> [Exercise requirements]
Determine which lines contain the word "分数除法应用题教学设计人教版", then copy those lines.

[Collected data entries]
▼▼▼

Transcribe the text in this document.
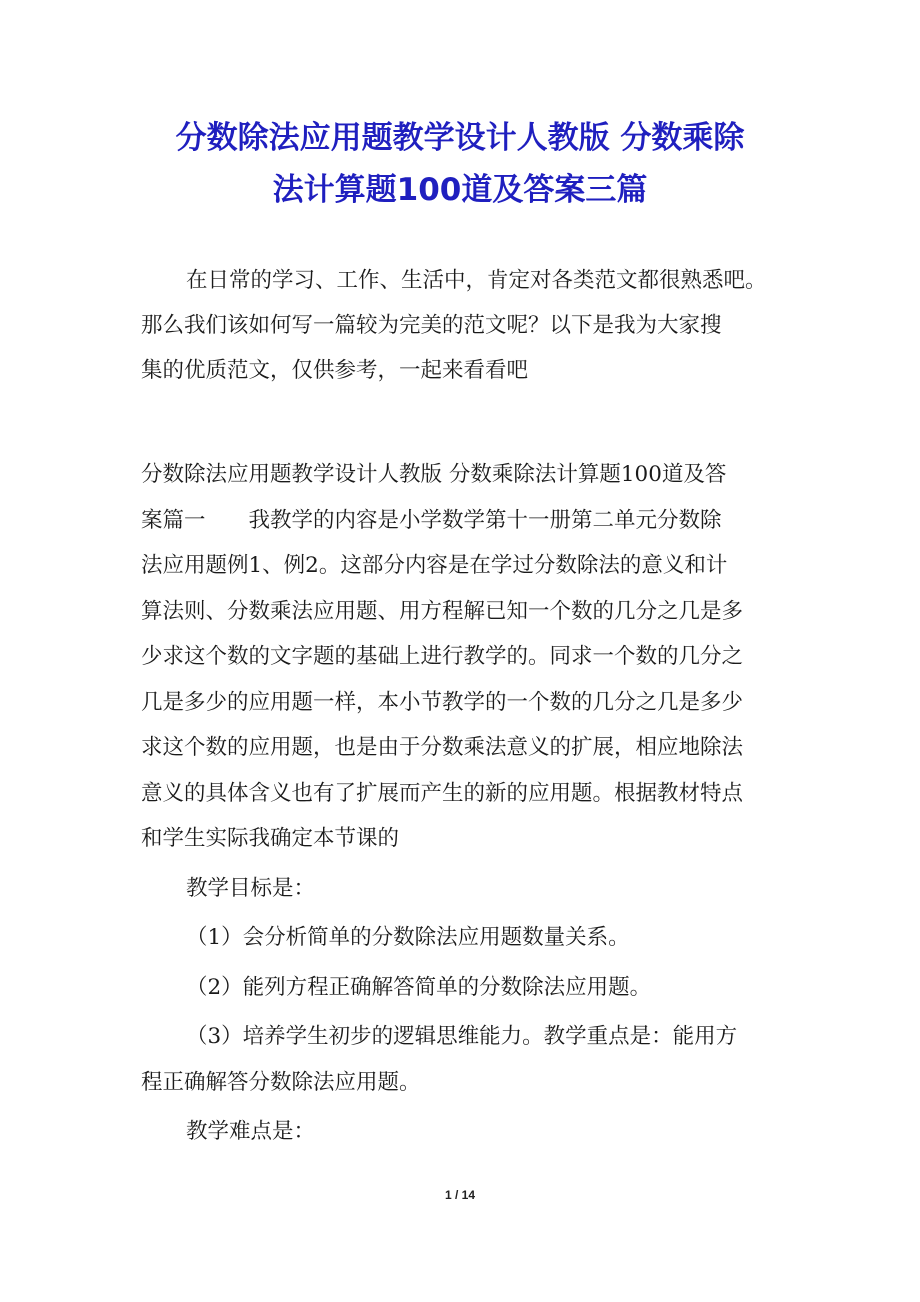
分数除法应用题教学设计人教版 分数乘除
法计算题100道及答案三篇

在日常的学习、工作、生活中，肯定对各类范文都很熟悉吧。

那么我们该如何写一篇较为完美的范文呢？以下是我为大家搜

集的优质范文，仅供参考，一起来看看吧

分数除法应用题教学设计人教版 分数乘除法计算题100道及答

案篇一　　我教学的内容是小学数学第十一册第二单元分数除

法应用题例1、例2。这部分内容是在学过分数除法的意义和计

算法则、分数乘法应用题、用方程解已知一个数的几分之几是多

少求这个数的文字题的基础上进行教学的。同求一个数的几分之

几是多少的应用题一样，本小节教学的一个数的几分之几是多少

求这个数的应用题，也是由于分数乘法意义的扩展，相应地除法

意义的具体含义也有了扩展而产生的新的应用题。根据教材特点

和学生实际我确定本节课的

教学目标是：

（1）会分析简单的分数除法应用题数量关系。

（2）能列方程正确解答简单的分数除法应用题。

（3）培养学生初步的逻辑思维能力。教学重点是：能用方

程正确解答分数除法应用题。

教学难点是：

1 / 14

▲▲▲
▼▼▼

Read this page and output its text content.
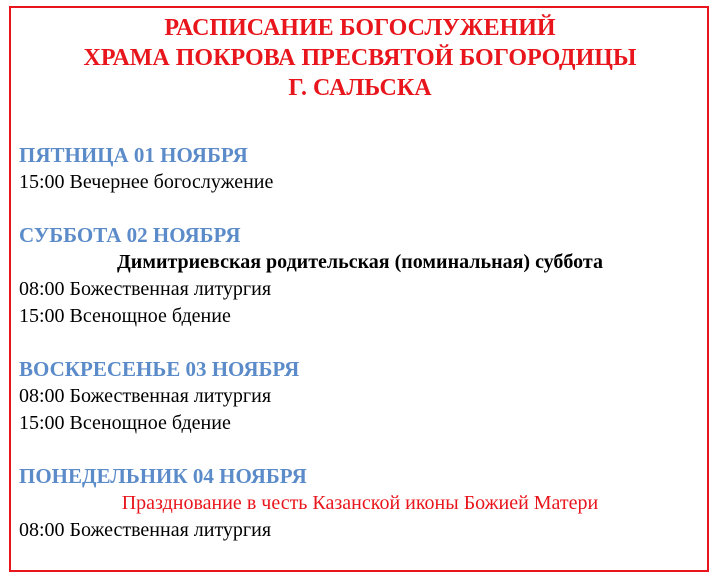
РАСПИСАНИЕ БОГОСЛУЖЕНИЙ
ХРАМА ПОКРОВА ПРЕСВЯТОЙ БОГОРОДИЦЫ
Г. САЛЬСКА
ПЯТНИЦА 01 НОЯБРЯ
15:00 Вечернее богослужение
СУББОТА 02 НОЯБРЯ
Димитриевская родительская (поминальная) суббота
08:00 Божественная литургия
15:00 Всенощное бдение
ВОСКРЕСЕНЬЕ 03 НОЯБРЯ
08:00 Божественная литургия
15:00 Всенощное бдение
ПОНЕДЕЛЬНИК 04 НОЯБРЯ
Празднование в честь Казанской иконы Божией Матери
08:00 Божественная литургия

▲▲▲

> [Exercise output]
分数除法应用题教学设计人教版 分数乘除
分数除法应用题教学设计人教版 分数乘除法计算题100道及答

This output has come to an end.